▶ _WHAT YOU HAVE TO DO_
Reproduce the entries exactly.

▶ _GIVEN DATA_
────────────────

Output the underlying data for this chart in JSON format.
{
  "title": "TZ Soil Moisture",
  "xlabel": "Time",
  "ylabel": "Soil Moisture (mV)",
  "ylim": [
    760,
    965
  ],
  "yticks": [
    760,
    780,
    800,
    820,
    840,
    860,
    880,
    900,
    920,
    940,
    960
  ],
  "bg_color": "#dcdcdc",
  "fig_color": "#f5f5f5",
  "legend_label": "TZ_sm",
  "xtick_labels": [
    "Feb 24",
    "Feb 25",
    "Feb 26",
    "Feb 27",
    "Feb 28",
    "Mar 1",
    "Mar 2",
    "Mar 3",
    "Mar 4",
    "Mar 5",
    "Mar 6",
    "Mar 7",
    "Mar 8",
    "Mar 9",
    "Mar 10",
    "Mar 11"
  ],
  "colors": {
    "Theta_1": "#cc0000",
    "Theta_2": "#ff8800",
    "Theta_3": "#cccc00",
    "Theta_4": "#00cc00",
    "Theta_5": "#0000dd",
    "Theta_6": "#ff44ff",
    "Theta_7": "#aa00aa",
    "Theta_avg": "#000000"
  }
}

────────────────

▶ _SOLUTION FOR THIS PROBLEM_
Output the underlying data for this chart in JSON format.
{
  "title": "TZ Soil Moisture",
  "xlabel": "Time",
  "ylabel": "Soil Moisture (mV)",
  "ylim": [
    760,
    965
  ],
  "yticks": [
    760,
    780,
    800,
    820,
    840,
    860,
    880,
    900,
    920,
    940,
    960
  ],
  "bg_color": "#dcdcdc",
  "fig_color": "#f5f5f5",
  "legend_label": "TZ_sm",
  "xtick_labels": [
    "Feb 24",
    "Feb 25",
    "Feb 26",
    "Feb 27",
    "Feb 28",
    "Mar 1",
    "Mar 2",
    "Mar 3",
    "Mar 4",
    "Mar 5",
    "Mar 6",
    "Mar 7",
    "Mar 8",
    "Mar 9",
    "Mar 10",
    "Mar 11"
  ],
  "colors": {
    "Theta_1": "#cc0000",
    "Theta_2": "#ff8800",
    "Theta_3": "#cccc00",
    "Theta_4": "#00cc00",
    "Theta_5": "#0000dd",
    "Theta_6": "#ff44ff",
    "Theta_7": "#aa00aa",
    "Theta_avg": "#000000"
  }
}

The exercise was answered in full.